**Problem to work on**: Determine how many lines of this material contain "Substitutions". Give only the number.

**Entries provided**:
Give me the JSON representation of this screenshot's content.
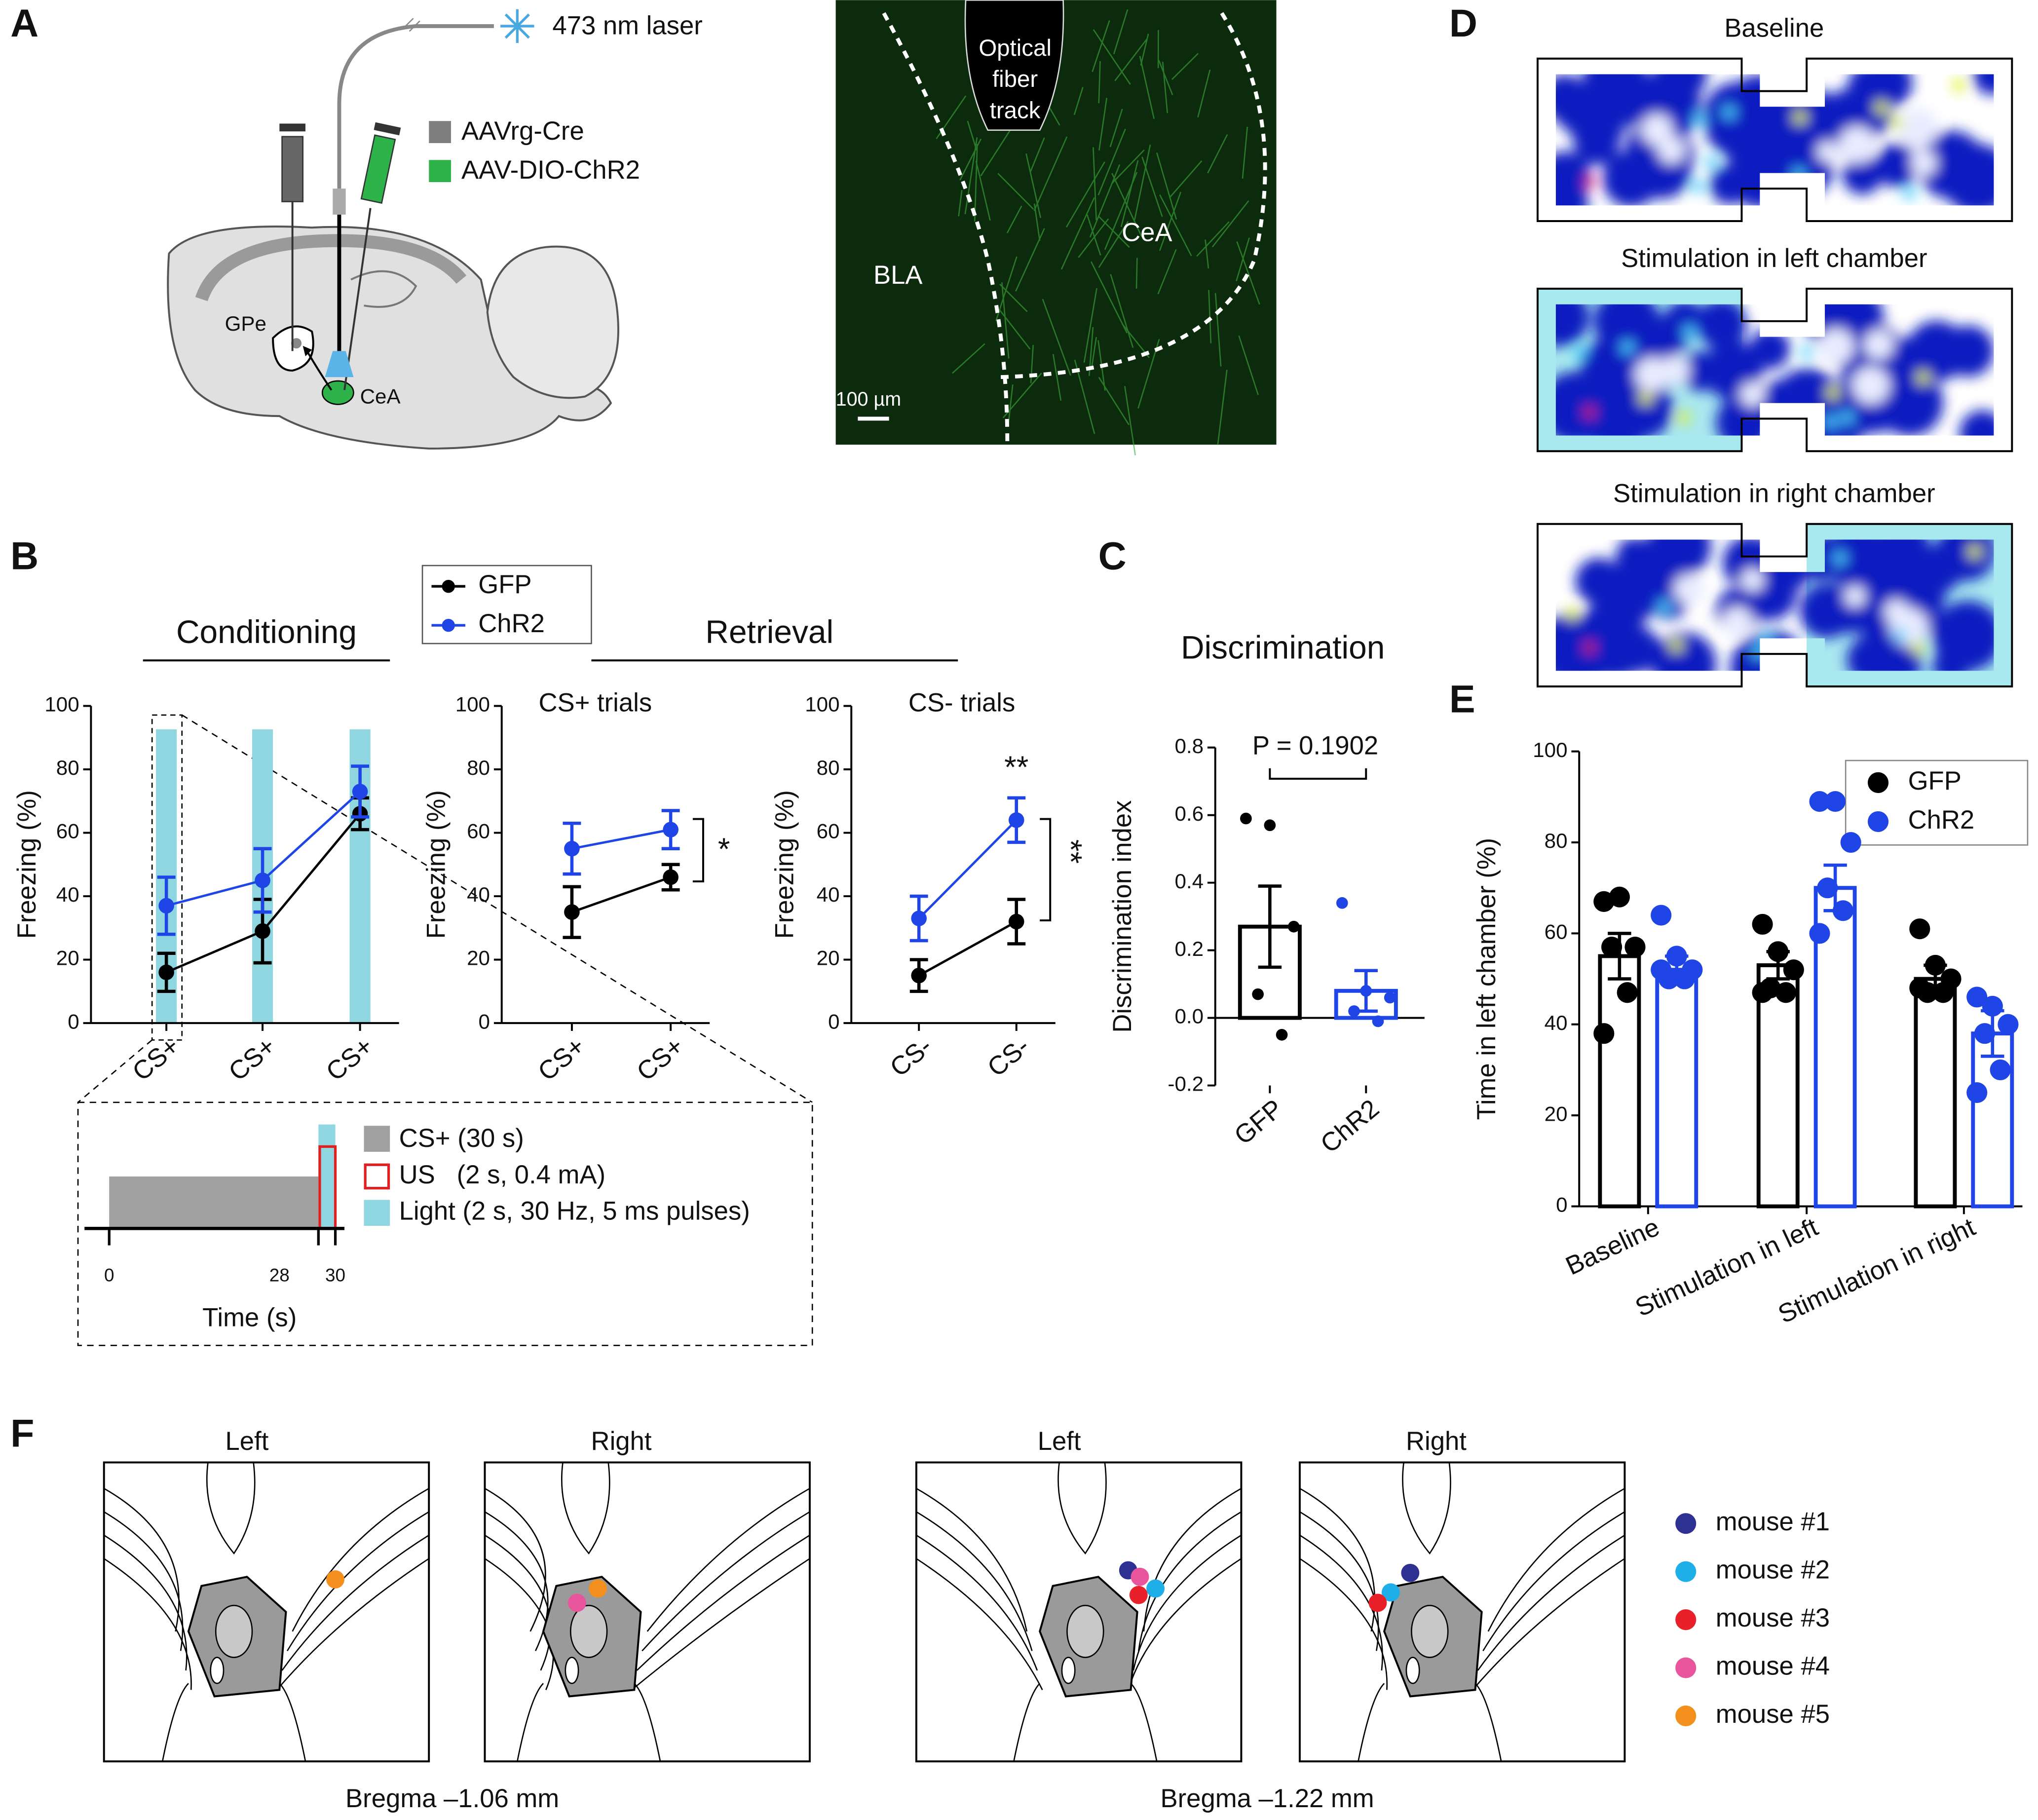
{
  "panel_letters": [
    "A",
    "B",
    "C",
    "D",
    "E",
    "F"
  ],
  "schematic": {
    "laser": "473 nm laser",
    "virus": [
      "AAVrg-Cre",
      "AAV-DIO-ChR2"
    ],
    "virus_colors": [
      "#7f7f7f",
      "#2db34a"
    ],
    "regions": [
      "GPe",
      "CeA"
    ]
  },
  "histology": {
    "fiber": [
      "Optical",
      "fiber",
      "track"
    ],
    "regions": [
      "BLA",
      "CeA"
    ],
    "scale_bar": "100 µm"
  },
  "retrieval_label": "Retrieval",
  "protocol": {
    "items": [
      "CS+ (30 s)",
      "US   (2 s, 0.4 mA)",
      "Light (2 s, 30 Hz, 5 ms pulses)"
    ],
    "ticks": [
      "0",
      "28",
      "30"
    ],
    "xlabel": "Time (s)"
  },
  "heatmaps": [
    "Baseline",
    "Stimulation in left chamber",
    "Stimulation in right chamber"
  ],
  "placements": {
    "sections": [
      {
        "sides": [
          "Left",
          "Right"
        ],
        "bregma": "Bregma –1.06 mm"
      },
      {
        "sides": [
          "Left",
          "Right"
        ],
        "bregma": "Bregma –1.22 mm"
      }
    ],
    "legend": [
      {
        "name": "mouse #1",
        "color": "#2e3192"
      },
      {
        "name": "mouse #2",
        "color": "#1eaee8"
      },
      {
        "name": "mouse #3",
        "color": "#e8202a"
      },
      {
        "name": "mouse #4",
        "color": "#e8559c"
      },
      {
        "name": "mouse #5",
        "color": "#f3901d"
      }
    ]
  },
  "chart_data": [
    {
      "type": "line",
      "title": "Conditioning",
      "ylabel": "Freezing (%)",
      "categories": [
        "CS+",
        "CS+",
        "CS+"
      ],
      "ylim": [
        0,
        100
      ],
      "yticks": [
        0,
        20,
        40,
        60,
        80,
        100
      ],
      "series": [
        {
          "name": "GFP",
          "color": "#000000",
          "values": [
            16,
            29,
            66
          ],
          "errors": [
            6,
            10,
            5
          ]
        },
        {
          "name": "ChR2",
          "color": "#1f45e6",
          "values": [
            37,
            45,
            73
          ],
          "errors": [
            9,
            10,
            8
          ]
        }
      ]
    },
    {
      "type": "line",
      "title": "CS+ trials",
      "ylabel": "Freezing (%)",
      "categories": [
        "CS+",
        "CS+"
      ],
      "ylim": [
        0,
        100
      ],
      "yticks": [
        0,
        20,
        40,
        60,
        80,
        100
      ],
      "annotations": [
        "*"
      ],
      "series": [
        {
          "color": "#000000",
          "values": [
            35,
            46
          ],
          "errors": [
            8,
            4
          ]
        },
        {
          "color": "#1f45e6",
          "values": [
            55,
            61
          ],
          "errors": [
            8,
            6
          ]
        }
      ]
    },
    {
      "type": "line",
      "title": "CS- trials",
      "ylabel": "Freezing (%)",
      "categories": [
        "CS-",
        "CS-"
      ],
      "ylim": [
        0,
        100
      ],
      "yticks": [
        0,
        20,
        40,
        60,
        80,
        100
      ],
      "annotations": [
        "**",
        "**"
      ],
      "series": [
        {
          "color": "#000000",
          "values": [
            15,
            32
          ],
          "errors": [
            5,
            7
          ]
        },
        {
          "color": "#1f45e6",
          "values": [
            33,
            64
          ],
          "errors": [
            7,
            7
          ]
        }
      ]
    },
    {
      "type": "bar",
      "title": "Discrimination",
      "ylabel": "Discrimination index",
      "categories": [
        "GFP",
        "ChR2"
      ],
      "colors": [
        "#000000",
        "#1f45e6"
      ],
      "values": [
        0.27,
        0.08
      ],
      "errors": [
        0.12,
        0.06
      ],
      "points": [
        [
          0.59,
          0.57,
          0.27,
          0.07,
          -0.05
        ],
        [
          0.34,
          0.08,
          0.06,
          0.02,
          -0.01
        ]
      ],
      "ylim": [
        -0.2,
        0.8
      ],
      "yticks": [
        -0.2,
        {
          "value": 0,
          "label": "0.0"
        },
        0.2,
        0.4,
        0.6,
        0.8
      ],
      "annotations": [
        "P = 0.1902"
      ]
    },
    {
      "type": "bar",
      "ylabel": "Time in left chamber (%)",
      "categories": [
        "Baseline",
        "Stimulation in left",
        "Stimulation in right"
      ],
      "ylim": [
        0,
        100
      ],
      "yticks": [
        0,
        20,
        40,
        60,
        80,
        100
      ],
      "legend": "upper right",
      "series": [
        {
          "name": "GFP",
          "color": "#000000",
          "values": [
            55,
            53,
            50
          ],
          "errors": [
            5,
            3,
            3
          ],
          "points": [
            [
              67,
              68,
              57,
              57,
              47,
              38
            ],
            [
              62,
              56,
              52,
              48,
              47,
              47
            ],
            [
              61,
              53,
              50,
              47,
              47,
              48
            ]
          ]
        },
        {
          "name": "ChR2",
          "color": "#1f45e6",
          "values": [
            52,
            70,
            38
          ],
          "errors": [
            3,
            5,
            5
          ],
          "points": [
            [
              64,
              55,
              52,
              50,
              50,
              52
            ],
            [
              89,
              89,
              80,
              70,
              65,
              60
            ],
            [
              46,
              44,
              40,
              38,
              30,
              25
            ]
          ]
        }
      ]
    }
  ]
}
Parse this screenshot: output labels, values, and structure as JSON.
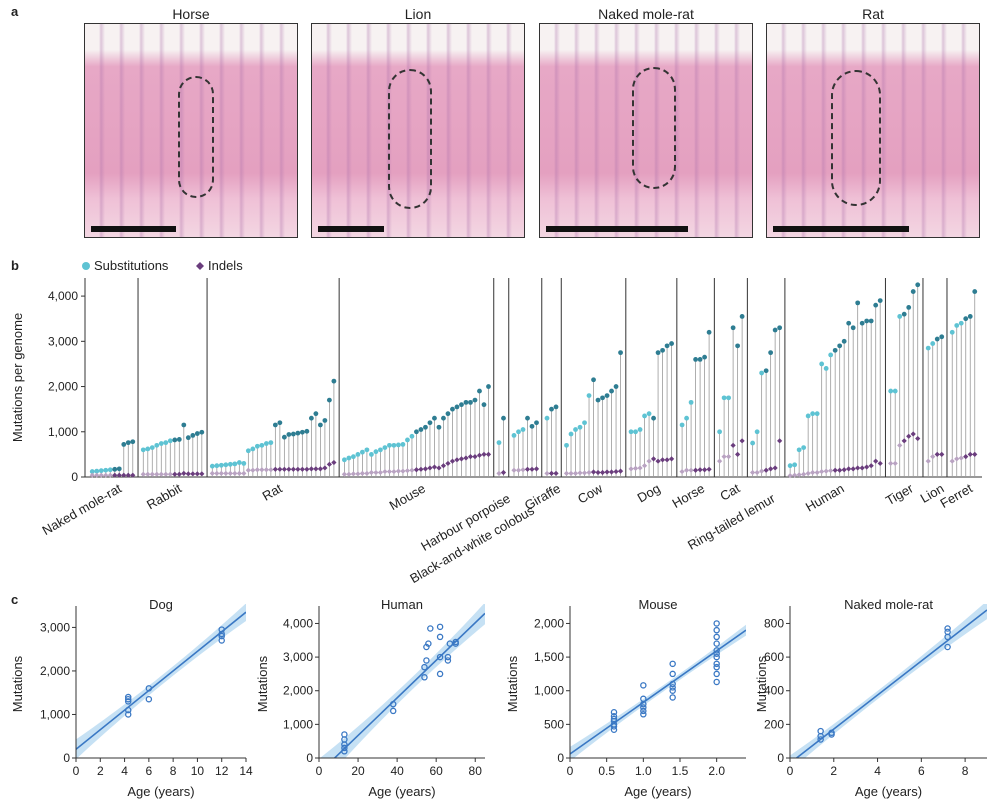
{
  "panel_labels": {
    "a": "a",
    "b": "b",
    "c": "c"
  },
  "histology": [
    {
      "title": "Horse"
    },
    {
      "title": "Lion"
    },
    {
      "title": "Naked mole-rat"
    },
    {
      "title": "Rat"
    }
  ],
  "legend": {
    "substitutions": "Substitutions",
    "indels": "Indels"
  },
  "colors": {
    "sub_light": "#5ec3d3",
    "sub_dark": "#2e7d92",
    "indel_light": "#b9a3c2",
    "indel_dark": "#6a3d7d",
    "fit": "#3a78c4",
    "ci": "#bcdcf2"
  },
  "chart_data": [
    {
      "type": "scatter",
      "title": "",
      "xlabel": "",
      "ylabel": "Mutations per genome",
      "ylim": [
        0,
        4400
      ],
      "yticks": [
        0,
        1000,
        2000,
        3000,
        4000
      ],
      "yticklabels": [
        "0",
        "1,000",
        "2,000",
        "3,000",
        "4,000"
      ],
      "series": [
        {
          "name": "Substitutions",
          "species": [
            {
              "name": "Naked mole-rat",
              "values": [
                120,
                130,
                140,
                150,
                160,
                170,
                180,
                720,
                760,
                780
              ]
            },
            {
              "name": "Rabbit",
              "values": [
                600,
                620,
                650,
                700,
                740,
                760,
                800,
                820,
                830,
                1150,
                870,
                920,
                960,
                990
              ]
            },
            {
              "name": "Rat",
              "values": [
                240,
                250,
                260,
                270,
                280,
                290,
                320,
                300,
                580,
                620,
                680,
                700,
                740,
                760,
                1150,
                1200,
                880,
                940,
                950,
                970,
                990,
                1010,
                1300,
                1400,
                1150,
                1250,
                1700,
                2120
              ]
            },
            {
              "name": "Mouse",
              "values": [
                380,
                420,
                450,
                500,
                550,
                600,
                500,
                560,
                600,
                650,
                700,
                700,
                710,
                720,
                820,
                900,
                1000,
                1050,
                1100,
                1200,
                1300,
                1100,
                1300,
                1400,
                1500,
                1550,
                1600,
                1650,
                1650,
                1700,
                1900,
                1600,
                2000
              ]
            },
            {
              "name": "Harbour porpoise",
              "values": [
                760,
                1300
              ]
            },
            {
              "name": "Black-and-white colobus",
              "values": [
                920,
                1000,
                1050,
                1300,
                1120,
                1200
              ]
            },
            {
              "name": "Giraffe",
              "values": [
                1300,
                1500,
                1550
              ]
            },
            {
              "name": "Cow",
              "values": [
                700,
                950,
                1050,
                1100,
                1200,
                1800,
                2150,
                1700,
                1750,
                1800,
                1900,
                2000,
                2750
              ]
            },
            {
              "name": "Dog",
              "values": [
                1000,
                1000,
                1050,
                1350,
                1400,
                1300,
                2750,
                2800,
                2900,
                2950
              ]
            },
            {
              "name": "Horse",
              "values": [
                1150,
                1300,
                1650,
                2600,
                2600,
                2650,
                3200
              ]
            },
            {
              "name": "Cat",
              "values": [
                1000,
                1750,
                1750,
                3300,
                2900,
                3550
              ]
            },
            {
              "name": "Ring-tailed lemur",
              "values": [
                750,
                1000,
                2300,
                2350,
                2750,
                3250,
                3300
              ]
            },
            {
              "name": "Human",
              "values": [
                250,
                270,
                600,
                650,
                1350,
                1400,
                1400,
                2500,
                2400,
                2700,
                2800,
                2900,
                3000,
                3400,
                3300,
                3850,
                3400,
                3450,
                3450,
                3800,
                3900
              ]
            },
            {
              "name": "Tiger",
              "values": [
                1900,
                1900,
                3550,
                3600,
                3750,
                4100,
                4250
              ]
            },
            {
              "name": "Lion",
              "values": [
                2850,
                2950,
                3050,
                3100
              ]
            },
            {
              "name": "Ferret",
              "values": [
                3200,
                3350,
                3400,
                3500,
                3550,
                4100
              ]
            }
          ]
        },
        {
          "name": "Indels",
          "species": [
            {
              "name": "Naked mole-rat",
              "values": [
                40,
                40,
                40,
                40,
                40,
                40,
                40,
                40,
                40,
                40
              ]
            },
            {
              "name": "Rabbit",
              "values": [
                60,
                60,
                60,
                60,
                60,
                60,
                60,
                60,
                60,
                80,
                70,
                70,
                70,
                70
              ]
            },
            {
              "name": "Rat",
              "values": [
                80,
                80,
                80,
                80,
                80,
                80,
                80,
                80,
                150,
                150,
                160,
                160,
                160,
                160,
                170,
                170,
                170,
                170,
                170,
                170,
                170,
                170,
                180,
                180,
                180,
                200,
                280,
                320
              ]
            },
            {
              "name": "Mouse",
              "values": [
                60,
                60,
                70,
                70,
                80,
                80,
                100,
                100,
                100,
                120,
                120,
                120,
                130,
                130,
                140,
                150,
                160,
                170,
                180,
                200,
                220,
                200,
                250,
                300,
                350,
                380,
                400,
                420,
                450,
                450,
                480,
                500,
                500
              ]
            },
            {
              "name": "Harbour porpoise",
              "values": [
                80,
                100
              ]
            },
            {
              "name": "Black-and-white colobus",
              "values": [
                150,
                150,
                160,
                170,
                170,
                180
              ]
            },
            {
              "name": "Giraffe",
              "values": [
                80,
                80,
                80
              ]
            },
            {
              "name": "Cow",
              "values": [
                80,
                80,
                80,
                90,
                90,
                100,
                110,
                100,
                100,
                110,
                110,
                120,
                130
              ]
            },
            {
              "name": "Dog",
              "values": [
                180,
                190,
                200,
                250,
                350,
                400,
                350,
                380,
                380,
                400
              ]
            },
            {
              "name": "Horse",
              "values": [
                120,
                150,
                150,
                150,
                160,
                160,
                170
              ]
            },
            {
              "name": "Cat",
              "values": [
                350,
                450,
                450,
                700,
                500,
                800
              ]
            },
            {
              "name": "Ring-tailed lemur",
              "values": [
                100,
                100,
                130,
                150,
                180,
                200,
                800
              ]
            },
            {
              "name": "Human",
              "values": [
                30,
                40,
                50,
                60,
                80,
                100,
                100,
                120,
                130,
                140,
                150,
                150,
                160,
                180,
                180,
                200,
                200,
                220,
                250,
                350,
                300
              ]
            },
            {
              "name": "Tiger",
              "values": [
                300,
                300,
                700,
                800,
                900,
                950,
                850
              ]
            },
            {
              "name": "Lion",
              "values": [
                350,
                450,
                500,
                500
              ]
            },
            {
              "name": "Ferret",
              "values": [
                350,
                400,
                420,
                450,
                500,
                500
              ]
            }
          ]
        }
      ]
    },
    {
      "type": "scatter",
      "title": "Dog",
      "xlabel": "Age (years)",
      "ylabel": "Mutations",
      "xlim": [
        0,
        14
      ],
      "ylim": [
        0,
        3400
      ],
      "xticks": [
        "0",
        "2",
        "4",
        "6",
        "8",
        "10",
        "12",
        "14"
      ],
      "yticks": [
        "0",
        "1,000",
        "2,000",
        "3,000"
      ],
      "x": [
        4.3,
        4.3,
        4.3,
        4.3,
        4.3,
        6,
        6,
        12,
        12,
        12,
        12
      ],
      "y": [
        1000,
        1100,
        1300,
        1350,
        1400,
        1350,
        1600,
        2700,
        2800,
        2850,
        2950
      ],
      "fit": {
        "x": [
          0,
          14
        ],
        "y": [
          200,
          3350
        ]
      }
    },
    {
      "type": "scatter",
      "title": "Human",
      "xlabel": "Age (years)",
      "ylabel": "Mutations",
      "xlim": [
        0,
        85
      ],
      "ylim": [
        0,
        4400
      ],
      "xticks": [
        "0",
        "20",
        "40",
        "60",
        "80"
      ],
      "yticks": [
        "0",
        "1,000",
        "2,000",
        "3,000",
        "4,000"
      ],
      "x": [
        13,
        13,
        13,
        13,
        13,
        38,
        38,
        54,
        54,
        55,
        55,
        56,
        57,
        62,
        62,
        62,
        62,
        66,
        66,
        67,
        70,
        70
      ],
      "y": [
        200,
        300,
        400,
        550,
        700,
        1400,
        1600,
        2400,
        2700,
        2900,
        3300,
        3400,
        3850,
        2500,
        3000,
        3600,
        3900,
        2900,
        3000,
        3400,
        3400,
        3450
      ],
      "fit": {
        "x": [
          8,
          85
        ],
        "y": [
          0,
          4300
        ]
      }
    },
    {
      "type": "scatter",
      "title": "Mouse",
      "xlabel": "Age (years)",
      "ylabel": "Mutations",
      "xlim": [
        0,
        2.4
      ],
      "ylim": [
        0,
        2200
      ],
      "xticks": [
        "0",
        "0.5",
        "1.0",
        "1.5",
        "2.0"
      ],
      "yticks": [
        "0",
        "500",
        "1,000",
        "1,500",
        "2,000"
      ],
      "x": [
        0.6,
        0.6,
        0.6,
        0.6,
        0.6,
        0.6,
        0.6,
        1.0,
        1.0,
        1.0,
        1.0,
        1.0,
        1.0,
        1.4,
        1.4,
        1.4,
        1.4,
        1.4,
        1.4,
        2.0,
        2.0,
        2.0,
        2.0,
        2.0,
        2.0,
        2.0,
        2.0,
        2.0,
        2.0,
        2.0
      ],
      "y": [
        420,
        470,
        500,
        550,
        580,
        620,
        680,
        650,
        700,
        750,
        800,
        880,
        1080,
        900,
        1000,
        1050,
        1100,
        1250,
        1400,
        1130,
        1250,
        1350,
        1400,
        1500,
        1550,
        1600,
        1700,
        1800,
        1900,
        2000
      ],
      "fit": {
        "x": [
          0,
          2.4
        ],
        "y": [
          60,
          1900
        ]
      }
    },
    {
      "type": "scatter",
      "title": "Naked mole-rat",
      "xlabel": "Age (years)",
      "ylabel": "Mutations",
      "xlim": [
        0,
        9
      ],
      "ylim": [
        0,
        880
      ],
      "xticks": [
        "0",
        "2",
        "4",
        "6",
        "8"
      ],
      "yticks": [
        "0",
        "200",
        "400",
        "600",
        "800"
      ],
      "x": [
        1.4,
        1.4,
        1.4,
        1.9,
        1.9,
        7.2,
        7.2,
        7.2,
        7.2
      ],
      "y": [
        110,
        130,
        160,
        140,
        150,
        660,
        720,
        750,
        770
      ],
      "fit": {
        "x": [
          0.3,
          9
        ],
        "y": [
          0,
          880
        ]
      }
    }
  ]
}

**Completed exercise**: 2